== Stated task ==
Please report every line from the material that contains the word "screenshot".

--- Data to use ---

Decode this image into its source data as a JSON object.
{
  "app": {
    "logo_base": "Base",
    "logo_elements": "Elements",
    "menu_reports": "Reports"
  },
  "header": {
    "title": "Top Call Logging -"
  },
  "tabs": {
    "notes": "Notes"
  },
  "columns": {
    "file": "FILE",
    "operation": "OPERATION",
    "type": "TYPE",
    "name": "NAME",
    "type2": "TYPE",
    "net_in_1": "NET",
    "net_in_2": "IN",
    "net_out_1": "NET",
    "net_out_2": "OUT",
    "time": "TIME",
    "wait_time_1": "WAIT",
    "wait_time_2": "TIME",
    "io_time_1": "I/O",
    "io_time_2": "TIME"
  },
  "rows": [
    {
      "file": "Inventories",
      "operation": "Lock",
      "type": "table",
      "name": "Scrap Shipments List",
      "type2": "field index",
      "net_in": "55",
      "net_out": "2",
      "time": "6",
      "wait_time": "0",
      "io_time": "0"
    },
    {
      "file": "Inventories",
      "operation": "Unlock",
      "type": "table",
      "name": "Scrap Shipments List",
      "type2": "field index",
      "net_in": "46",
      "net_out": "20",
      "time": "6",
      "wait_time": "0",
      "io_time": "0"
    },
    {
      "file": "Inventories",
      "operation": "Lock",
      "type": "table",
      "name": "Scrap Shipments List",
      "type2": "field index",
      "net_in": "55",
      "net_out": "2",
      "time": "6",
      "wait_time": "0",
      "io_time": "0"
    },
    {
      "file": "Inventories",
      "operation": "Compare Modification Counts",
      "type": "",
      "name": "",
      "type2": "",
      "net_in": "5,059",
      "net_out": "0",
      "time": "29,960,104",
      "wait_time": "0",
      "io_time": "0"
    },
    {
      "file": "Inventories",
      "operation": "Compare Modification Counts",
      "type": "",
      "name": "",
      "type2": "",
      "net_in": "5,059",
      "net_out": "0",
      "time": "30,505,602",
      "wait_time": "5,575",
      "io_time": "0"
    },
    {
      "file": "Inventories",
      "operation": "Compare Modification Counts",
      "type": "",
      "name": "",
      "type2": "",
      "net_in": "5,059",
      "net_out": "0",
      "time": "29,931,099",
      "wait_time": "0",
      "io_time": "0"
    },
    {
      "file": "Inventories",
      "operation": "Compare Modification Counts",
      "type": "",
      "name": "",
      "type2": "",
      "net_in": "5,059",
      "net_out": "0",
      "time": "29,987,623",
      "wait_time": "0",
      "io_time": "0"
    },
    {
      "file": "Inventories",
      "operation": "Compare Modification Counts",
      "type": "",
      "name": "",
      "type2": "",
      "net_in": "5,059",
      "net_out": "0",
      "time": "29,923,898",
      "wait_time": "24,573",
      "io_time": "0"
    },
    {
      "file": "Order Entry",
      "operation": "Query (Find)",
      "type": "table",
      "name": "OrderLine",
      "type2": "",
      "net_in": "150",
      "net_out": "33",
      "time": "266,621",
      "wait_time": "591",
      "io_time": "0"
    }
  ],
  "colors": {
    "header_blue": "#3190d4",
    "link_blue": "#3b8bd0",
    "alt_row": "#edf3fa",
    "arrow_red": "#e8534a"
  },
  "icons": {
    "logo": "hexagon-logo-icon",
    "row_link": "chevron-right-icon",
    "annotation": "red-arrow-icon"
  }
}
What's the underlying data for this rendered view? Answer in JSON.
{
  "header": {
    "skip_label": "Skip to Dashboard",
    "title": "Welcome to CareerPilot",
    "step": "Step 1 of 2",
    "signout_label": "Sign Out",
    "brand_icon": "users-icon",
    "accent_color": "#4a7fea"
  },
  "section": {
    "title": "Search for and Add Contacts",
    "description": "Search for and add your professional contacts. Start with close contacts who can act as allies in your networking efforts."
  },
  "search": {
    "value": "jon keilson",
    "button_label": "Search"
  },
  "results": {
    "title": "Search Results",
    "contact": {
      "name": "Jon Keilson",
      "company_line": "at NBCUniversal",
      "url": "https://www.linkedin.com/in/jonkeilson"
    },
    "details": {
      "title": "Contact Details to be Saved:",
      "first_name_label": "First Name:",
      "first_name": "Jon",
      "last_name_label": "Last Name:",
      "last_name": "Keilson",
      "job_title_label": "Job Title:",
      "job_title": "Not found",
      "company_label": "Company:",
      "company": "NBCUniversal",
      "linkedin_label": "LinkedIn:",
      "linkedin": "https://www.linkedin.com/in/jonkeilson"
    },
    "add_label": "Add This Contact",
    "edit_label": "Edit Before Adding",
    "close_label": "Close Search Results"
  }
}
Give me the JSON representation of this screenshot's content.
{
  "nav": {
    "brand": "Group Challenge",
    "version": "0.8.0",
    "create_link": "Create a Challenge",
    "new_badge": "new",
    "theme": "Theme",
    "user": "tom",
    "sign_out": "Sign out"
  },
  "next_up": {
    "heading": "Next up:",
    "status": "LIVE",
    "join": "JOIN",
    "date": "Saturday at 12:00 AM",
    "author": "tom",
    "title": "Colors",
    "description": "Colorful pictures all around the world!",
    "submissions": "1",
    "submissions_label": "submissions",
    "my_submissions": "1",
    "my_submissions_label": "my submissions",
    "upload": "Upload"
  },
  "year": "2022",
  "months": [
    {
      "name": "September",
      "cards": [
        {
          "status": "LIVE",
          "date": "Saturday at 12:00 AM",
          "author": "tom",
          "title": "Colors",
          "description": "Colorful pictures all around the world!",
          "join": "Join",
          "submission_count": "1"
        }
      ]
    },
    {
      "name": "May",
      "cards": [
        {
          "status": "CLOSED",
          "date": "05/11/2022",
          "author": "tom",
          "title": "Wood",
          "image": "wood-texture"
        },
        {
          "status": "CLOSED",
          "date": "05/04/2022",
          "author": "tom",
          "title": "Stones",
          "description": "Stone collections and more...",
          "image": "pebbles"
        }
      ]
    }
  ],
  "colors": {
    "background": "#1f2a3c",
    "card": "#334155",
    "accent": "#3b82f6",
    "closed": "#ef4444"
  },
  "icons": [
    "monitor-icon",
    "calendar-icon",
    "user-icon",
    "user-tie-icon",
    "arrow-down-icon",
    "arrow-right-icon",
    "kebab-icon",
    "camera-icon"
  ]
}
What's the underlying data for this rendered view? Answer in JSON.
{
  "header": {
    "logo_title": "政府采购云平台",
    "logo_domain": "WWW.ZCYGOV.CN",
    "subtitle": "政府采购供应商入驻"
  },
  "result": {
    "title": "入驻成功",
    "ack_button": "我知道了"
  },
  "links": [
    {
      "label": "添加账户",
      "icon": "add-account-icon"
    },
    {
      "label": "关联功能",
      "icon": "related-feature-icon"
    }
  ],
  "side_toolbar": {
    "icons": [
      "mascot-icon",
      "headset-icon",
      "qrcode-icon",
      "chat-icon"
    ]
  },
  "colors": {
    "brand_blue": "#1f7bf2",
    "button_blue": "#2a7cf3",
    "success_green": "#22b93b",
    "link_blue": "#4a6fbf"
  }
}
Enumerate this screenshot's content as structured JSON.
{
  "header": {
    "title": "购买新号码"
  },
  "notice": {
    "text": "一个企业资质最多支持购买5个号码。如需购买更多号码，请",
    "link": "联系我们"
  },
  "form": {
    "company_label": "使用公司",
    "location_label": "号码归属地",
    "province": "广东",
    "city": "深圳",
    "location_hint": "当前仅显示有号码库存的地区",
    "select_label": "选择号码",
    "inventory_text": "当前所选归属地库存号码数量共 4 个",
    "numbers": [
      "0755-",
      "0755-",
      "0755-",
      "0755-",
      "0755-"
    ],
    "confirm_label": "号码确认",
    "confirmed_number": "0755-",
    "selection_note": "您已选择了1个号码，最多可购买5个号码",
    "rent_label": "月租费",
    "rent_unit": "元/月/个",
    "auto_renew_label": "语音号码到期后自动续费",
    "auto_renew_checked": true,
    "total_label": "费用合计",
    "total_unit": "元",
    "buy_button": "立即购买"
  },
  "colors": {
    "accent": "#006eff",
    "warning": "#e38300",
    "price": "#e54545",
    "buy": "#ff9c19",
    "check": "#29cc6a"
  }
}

---

== Exercise output ==
Give me the JSON representation of this screenshot's content.
Enumerate this screenshot's content as structured JSON.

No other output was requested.